● Supplied records:
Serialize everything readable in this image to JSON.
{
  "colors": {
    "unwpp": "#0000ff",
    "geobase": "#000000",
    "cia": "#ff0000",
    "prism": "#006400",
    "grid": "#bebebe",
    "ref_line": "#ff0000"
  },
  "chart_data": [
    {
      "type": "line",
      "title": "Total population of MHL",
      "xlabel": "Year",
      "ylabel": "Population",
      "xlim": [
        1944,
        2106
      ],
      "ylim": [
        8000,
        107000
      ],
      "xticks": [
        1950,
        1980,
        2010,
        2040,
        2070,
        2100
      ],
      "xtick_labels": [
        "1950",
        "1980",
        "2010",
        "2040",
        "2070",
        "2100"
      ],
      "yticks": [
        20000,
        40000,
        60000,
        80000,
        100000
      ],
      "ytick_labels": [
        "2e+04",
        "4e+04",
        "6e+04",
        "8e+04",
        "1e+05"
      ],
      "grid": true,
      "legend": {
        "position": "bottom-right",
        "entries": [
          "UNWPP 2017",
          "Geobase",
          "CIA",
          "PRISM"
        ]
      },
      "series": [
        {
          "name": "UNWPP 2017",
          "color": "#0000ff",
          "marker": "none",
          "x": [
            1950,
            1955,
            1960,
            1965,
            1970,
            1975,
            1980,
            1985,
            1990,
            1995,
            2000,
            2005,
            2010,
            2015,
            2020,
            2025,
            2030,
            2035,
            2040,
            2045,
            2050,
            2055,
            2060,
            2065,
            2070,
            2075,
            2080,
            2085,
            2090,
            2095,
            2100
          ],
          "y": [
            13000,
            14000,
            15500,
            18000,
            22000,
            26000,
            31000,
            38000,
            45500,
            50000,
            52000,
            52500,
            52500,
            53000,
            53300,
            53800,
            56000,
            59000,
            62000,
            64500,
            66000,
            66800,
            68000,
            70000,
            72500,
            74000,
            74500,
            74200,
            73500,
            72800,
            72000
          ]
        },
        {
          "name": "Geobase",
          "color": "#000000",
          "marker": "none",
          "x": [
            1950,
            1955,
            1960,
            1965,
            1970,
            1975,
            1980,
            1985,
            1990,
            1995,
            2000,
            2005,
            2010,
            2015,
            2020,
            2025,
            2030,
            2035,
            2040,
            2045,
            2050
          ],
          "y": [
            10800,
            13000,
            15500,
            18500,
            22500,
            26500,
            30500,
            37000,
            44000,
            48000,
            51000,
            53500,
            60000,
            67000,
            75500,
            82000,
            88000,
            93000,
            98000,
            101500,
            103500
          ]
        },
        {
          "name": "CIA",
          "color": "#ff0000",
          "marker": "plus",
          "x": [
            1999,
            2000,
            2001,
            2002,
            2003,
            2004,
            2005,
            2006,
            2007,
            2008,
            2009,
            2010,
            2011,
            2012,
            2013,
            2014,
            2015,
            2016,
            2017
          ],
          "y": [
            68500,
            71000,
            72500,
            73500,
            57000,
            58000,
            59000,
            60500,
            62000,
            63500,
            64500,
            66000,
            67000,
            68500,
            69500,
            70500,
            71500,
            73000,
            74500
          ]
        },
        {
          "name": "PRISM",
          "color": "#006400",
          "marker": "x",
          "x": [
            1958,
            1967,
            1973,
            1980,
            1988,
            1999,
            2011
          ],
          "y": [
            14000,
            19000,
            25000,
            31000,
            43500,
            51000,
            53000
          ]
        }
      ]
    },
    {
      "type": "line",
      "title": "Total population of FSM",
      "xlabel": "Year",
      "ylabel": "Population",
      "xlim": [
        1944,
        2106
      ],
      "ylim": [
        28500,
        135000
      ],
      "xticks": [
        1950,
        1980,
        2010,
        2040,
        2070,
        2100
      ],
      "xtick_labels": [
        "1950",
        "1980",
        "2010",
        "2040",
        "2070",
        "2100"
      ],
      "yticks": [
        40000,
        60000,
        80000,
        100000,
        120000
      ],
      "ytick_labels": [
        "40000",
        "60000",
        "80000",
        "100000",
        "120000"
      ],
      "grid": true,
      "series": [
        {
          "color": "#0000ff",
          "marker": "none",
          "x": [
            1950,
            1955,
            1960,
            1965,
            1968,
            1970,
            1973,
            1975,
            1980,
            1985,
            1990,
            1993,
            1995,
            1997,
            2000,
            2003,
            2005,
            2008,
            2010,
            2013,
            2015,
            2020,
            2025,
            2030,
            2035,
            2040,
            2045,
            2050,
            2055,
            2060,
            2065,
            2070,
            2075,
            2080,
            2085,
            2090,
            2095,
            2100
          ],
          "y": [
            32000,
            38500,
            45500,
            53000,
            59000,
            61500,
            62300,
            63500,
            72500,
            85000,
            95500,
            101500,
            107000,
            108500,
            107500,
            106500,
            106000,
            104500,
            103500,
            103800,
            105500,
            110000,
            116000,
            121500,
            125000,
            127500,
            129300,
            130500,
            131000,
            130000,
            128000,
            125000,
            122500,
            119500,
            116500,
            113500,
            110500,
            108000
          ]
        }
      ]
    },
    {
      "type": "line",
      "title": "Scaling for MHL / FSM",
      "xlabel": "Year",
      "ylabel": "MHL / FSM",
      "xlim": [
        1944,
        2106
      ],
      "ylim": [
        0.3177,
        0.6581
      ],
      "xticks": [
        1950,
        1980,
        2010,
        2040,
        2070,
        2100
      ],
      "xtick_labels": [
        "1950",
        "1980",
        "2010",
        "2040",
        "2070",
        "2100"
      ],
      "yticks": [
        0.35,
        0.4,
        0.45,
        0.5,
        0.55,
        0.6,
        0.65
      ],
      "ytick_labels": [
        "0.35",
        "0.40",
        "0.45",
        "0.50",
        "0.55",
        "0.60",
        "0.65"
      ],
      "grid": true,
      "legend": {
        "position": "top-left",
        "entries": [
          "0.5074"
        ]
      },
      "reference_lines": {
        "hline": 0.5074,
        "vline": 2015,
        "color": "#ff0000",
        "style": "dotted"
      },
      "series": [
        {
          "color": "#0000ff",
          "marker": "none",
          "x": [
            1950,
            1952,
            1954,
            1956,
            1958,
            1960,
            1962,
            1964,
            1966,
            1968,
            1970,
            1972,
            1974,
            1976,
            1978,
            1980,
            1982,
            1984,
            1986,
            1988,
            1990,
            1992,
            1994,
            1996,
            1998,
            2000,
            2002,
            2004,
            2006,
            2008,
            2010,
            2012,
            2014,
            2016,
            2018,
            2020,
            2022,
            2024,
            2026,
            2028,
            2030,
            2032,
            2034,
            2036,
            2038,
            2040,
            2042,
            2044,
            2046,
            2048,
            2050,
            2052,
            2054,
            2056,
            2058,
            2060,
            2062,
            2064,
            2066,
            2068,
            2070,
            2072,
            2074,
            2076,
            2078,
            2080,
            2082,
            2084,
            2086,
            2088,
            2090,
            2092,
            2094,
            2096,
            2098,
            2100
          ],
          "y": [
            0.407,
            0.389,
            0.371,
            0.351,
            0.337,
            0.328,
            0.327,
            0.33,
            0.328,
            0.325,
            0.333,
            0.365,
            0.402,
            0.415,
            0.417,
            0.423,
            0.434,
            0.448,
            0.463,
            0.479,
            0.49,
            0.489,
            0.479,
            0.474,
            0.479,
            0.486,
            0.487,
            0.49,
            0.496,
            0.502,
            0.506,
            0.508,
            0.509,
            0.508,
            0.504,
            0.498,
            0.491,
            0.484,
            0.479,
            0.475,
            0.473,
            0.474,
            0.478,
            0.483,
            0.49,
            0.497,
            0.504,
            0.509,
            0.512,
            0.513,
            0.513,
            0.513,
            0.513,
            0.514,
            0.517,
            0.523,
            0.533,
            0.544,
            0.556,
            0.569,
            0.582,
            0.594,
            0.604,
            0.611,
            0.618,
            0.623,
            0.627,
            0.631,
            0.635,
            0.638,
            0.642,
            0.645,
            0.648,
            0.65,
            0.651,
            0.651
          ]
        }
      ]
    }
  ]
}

● Task description: Find every line that holds "title" and copy it.

● Problem solution:
      "title": "Total population of MHL",
      "title": "Total population of FSM",
      "title": "Scaling for MHL / FSM",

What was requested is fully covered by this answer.